* BRANO CITATO
══════════════════════════════

I tordi, spesso disprezzati (a torto) pure a tavola, in gara possono fare la differenza tra chi sa preparare e chi sa anche pescare. In realtà, per maggiore precisione, bisogna dire che il tordo è uno di quei pesci che si può anche “segnare” sul taccuino delle mire, ma soltanto in alcune zone ben precise.
Negli ultimi anni, da quando il regolamento ha subito modifiche, i carnieri miei e di molti altri compagni di gara nei Campionati Italiani ne sono stati pieni. Personalmente, ad esempio, ne ho totalizzati otto nell’ultimo assoluto di Siracusa e più o meno altrettanti in quello precedente di Calasetta. Credo che sia per questo che mi è stata richiesta la scheda sulla cattura dei Labridi.
I labridi importanti per l’agonista sono, sostanzialmente, il Tordo Verde (o Verdone), il Marvizzo (o Ciliegia) ed il Tordo Nero, tutti in grado, in media, di raggiungere e superare tranquillamente il chilogrammo di peso. C’è poi un quarto tipo di tordo, il Pavone (volgarmente Lappara o Laggione) che, però, supera raramente i 500 grammi.

══════════════════════════════

* CONSEGNA
Secondo il brano sui tordi, quale peso supera raramente il Pavone? I record sono materiale a parte, indipendente dal brano.

Voci di dati
══════════════════════════════

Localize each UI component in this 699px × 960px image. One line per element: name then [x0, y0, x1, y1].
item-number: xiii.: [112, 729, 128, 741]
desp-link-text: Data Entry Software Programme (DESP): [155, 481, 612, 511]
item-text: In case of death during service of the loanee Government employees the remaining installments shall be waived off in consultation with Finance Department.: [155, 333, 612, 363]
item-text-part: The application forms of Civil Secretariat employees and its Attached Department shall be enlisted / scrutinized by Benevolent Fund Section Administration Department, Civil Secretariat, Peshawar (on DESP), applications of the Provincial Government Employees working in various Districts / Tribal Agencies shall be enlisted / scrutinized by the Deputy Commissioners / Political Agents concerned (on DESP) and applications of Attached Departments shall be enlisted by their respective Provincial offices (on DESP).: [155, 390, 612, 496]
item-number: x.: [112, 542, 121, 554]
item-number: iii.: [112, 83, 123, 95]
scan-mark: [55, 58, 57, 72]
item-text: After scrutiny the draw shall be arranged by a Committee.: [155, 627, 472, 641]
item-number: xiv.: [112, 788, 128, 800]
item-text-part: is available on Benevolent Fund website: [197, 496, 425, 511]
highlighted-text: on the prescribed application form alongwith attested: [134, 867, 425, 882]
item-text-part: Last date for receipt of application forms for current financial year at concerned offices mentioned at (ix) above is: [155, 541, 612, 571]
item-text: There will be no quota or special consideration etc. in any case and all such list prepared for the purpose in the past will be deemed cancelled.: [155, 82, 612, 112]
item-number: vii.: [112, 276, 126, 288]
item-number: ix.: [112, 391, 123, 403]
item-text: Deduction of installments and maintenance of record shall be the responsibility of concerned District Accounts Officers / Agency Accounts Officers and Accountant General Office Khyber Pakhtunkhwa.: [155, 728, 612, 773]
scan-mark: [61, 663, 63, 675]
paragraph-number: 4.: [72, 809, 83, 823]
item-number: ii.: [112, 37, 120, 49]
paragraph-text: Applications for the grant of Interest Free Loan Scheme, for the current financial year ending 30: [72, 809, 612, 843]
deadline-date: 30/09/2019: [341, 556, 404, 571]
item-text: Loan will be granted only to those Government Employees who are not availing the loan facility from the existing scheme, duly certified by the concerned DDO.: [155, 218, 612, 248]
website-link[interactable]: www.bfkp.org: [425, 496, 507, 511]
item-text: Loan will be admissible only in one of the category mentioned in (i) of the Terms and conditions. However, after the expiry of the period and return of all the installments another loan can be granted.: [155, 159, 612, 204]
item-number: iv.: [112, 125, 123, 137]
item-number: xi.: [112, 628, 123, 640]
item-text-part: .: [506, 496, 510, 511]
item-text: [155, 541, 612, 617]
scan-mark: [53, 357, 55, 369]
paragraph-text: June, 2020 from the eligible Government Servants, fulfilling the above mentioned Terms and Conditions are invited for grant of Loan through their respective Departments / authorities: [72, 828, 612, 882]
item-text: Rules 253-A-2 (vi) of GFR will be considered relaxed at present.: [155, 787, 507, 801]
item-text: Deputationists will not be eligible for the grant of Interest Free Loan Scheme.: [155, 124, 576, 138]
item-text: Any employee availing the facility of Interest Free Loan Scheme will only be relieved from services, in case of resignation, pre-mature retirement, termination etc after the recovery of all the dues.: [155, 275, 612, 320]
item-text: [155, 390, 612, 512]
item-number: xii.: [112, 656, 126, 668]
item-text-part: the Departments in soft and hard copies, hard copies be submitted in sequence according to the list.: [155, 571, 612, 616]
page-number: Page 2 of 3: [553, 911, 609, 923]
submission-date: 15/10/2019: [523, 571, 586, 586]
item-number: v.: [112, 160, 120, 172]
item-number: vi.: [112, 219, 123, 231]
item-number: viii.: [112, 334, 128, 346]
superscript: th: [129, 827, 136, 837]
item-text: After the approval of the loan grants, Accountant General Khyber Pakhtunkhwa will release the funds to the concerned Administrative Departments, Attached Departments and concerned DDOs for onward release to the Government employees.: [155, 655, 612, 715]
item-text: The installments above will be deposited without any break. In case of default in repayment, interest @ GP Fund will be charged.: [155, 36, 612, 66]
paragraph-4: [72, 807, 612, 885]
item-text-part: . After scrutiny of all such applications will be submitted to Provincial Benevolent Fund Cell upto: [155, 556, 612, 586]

══════════════════════════════

* RISPOSTA COMPLETA
I 500 grammi.